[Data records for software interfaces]
******
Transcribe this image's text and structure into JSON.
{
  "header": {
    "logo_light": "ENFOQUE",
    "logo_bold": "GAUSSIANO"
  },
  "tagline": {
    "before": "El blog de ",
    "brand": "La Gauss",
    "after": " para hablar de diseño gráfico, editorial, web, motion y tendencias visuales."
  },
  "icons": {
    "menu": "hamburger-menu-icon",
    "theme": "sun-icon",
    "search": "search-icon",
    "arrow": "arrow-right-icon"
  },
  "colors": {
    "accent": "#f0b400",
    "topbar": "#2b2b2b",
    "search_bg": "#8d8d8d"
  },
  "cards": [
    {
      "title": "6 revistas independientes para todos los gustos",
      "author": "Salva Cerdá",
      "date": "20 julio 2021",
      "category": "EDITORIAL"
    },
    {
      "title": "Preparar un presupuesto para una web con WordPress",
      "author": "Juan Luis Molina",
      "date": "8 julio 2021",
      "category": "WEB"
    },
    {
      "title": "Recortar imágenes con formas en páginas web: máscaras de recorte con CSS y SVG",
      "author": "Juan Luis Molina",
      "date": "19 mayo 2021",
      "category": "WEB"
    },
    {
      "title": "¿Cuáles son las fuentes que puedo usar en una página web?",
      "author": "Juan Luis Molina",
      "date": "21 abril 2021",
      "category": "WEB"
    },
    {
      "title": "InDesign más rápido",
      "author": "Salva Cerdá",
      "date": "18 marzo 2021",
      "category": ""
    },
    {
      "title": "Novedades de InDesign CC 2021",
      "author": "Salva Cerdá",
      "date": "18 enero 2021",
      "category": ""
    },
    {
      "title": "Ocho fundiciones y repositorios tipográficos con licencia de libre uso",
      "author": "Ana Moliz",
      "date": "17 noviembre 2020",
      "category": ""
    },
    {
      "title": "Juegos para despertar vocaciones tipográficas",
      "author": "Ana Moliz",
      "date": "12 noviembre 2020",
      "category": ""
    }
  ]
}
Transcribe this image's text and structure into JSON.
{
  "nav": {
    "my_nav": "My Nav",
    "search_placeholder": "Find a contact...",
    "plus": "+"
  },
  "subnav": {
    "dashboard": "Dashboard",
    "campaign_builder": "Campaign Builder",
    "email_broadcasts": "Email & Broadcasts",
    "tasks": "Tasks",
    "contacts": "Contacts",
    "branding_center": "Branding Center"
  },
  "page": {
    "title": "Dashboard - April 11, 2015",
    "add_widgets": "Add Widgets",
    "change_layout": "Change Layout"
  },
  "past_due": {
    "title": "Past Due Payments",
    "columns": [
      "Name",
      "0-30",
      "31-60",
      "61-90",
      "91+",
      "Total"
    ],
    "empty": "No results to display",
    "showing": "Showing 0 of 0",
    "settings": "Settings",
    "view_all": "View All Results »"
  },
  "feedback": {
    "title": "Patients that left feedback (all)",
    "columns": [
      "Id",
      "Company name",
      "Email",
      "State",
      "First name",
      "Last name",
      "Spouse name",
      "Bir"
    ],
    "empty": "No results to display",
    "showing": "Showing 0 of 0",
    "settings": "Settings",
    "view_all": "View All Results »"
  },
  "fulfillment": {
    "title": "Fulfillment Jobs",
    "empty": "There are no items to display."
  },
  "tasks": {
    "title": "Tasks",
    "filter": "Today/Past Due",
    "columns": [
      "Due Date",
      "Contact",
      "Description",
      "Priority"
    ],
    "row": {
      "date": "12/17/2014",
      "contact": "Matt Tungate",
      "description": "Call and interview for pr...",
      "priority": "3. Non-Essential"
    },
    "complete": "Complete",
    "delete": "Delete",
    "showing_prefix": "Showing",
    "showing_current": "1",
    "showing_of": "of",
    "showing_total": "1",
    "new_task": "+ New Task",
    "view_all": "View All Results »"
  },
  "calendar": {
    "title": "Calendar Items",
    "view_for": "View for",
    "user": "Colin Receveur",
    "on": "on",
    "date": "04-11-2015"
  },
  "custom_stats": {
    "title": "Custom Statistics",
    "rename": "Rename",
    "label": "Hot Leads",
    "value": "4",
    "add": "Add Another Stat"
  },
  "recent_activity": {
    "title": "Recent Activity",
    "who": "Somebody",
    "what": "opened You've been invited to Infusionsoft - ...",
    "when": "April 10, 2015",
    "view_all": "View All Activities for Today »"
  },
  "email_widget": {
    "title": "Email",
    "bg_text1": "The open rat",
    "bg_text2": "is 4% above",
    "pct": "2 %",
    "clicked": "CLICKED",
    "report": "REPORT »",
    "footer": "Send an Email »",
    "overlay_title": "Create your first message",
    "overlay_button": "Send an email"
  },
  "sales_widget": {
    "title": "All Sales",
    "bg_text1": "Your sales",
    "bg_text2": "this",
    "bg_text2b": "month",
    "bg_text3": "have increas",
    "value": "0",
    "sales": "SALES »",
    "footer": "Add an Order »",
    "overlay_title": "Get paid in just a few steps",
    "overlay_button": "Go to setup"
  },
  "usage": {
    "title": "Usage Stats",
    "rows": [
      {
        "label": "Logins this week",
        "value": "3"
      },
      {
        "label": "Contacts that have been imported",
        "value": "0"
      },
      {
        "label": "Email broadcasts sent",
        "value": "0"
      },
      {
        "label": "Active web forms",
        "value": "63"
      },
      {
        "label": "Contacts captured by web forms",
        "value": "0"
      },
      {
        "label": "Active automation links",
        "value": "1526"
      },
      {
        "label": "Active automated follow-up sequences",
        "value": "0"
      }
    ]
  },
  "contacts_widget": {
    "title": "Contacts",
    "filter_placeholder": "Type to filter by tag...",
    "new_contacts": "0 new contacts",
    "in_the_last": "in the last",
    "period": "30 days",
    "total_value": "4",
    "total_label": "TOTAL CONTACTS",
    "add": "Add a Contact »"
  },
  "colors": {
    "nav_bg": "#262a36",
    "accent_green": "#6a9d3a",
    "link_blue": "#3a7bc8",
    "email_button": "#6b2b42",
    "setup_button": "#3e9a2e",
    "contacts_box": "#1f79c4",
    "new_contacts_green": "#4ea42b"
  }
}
******
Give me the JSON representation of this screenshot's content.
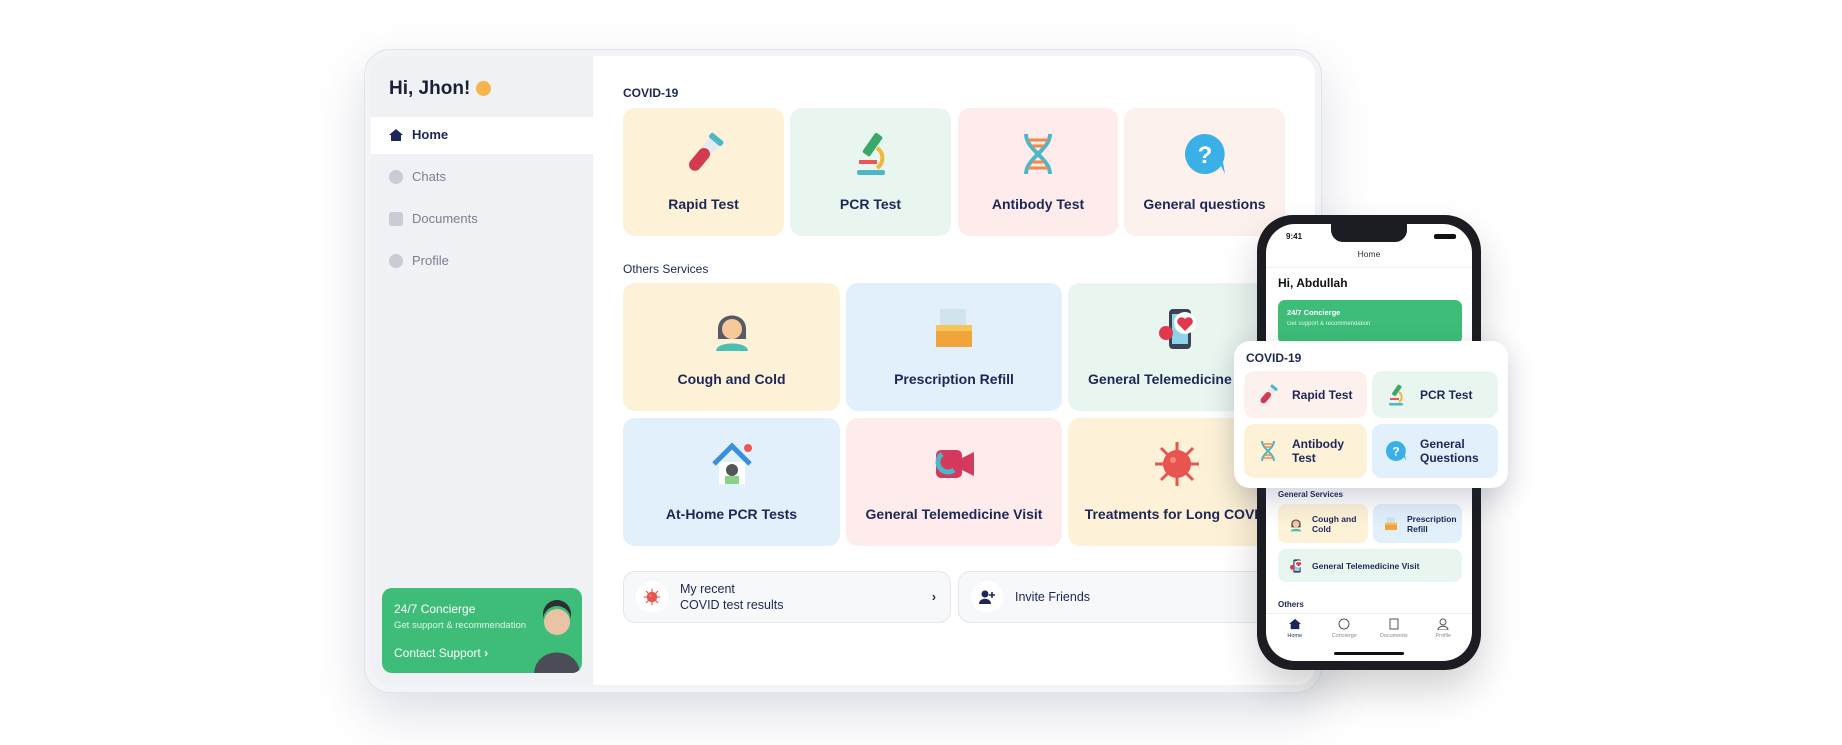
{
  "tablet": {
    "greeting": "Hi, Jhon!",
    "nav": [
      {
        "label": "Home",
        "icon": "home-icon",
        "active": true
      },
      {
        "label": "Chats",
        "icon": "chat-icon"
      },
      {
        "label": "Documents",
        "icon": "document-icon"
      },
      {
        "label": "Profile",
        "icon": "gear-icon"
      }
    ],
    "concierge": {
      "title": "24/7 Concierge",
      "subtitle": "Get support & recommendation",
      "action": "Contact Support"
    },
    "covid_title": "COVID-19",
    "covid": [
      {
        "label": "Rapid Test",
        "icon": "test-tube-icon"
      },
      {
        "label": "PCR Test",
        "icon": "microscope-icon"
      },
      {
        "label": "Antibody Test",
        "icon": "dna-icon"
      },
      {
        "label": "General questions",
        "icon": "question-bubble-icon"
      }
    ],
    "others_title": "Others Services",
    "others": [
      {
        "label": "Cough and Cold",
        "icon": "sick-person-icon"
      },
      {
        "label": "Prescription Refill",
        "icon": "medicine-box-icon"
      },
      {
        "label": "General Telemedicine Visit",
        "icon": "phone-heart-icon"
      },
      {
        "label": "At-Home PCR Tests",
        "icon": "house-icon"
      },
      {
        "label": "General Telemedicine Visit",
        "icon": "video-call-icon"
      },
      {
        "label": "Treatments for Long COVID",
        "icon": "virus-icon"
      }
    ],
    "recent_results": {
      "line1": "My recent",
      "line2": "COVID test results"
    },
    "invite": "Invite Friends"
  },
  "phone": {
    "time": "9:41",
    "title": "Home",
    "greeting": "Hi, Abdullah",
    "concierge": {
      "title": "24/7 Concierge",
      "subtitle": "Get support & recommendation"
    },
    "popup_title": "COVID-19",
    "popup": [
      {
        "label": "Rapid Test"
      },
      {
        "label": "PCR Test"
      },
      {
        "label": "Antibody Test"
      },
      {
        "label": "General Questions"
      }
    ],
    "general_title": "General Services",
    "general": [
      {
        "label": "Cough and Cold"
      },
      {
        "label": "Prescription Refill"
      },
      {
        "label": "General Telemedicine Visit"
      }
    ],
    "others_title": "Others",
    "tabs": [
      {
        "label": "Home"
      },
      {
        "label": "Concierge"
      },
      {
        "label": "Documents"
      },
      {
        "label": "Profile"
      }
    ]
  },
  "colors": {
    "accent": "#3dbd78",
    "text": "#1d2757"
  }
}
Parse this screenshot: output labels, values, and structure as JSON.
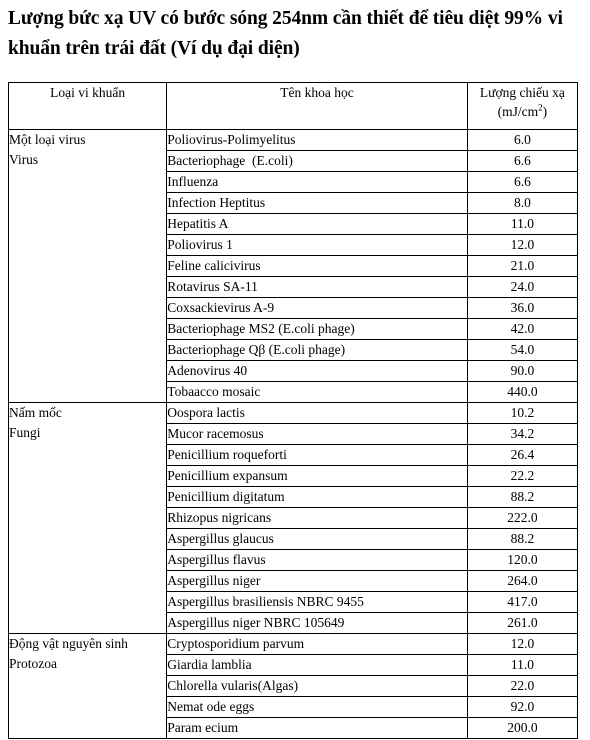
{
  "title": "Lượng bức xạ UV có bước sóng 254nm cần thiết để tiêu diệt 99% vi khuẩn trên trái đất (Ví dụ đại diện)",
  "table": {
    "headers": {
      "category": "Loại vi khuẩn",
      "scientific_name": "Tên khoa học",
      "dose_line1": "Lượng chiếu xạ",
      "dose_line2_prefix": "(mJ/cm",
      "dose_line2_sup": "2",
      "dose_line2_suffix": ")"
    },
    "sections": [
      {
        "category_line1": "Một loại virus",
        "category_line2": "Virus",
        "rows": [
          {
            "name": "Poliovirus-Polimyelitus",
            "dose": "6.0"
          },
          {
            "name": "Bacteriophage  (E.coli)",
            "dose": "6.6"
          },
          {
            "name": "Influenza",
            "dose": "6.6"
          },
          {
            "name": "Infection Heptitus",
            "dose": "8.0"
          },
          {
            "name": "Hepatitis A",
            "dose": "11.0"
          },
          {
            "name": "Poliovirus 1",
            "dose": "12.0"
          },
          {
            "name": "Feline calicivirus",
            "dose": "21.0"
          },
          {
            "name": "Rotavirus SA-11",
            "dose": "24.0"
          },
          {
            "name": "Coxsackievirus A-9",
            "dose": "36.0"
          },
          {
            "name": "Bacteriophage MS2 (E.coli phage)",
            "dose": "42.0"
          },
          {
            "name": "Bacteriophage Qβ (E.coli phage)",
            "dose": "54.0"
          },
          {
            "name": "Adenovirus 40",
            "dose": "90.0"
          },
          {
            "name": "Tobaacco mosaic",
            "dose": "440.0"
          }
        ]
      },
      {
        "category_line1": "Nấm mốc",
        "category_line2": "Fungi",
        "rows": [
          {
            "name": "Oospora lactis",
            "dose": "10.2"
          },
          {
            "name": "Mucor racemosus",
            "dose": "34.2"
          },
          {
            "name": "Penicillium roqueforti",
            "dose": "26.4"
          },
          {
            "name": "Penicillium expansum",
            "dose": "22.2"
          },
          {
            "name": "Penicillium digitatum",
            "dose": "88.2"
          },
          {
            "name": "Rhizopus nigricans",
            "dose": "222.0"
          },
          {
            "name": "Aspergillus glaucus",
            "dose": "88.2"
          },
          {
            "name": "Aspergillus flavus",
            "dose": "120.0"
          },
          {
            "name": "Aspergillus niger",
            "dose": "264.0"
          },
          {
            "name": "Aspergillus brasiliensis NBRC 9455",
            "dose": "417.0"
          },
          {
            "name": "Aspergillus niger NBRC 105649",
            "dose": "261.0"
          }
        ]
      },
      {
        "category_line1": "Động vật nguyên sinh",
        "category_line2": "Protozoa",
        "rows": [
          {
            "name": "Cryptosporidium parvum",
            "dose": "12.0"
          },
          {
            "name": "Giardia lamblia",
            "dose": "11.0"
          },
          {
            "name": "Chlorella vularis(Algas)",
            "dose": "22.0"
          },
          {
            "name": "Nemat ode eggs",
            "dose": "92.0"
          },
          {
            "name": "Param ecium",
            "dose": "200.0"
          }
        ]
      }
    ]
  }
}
******
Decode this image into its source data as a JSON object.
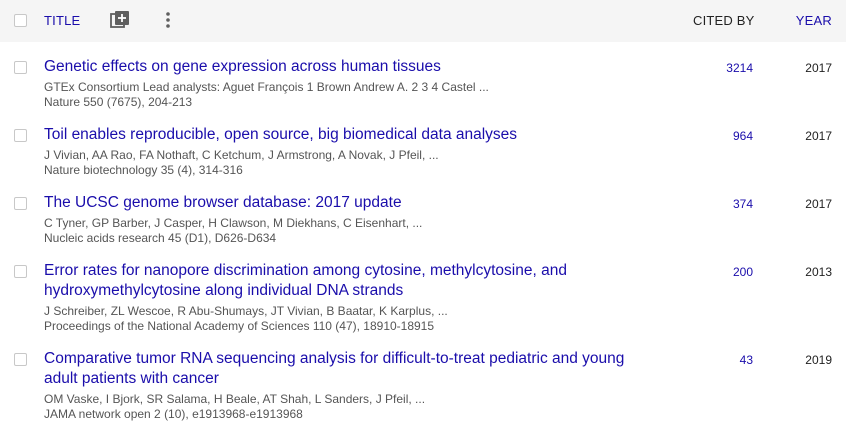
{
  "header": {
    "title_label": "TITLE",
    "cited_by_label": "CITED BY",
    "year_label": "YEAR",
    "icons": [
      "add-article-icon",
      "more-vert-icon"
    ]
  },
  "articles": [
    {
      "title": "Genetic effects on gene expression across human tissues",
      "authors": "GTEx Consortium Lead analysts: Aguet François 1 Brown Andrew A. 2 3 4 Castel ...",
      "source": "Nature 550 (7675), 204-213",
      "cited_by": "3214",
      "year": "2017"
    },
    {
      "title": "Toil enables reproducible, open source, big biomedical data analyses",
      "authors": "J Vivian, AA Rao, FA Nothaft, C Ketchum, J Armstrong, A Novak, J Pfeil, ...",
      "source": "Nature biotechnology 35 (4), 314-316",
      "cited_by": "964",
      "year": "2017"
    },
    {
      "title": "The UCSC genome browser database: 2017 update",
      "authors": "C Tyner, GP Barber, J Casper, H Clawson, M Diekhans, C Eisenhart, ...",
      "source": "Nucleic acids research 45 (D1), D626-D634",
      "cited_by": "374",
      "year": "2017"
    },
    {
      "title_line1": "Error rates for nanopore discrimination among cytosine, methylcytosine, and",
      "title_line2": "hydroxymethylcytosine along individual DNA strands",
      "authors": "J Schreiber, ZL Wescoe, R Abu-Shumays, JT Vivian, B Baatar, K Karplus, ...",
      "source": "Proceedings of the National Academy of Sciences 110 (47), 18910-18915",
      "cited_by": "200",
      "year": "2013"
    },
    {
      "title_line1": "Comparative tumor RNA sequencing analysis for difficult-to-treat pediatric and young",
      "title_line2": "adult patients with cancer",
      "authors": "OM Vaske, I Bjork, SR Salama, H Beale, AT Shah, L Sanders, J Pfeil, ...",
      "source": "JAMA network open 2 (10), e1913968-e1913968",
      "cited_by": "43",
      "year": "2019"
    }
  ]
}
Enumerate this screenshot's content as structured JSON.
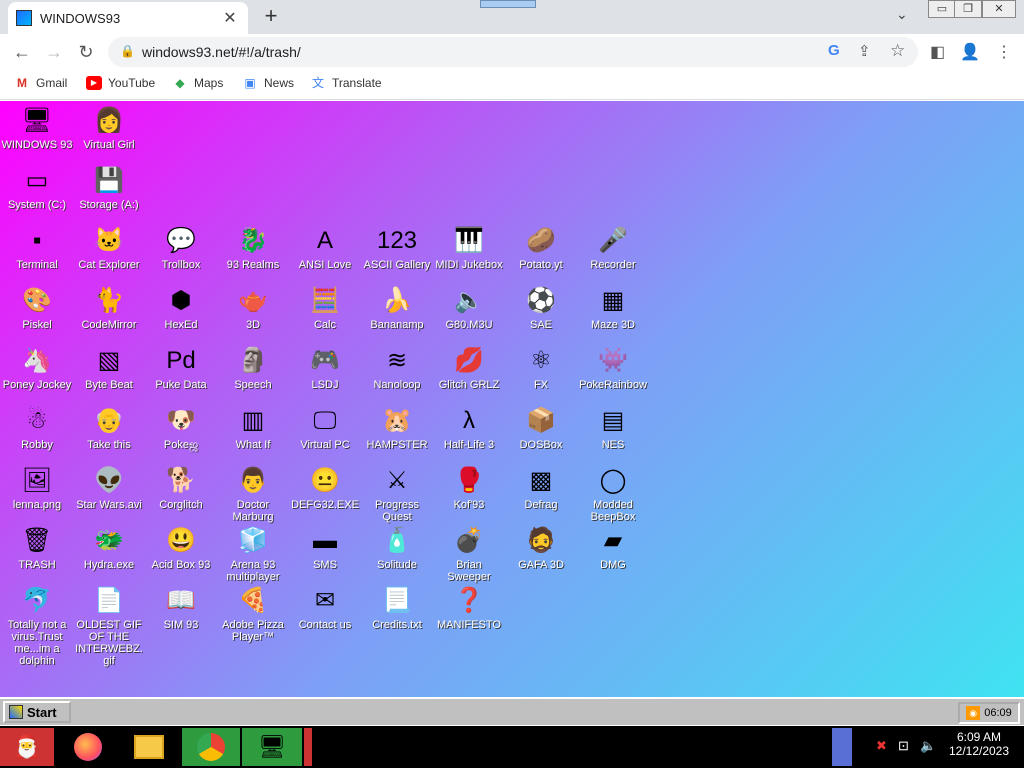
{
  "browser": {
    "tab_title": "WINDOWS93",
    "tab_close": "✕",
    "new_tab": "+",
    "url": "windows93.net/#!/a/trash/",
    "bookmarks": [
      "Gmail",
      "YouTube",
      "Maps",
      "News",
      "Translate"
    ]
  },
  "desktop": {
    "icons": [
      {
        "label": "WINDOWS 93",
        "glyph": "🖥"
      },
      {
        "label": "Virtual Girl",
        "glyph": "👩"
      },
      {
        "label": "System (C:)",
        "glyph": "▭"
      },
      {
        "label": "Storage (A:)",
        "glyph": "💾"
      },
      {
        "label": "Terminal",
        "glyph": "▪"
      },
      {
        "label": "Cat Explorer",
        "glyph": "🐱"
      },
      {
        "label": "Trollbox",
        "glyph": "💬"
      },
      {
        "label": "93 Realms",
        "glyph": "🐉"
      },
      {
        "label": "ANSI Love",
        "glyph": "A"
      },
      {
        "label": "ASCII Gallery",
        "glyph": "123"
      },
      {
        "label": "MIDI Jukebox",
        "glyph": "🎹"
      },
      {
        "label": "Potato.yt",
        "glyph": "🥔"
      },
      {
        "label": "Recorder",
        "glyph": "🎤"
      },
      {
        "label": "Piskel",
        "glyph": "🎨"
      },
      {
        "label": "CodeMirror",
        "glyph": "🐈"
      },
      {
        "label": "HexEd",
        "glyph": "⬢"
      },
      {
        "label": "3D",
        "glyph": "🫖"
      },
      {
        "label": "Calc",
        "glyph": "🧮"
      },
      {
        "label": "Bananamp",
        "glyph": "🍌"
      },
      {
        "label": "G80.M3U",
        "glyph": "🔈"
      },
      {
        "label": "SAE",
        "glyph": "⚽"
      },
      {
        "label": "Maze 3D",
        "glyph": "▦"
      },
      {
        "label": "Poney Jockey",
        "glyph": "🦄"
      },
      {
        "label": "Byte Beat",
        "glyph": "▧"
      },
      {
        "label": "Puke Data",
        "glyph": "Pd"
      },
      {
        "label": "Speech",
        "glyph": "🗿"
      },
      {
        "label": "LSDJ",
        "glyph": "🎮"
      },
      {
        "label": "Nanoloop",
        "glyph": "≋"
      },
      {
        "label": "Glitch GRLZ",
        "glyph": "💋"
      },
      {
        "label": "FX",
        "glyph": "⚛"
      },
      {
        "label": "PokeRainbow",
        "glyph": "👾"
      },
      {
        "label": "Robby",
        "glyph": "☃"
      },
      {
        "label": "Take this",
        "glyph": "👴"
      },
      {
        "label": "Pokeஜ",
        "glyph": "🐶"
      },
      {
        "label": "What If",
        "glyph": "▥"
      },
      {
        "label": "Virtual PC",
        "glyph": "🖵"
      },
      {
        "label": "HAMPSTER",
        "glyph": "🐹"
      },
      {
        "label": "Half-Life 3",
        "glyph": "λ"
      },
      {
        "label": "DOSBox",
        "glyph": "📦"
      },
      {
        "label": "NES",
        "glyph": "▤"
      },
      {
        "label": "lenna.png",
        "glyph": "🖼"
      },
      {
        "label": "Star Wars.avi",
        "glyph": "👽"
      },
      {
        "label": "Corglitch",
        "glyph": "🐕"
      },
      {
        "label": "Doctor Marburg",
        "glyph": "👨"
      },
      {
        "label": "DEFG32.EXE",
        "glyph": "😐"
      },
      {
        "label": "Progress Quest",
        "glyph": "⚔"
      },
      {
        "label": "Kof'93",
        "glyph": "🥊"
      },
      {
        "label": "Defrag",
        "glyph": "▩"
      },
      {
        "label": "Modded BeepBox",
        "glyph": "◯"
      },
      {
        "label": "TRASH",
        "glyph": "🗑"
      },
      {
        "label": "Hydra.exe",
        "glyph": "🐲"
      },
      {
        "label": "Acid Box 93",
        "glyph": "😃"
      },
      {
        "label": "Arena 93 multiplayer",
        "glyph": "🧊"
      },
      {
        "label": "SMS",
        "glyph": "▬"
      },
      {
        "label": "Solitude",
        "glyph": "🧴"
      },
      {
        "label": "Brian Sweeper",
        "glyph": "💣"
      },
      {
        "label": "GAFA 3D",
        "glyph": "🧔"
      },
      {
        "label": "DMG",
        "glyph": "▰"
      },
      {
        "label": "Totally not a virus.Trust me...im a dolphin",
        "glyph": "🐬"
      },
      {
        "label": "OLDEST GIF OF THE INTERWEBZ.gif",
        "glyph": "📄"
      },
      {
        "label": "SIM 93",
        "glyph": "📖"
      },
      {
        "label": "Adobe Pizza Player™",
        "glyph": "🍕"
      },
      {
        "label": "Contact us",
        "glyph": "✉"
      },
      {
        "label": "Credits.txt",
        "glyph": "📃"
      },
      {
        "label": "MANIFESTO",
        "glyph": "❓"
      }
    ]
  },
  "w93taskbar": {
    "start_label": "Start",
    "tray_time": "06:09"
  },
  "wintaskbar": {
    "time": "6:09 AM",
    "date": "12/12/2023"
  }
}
******
Once you have counted every line above that contains the string "khuẩn", give that number and nothing more.

▶ **Result of the task**: 2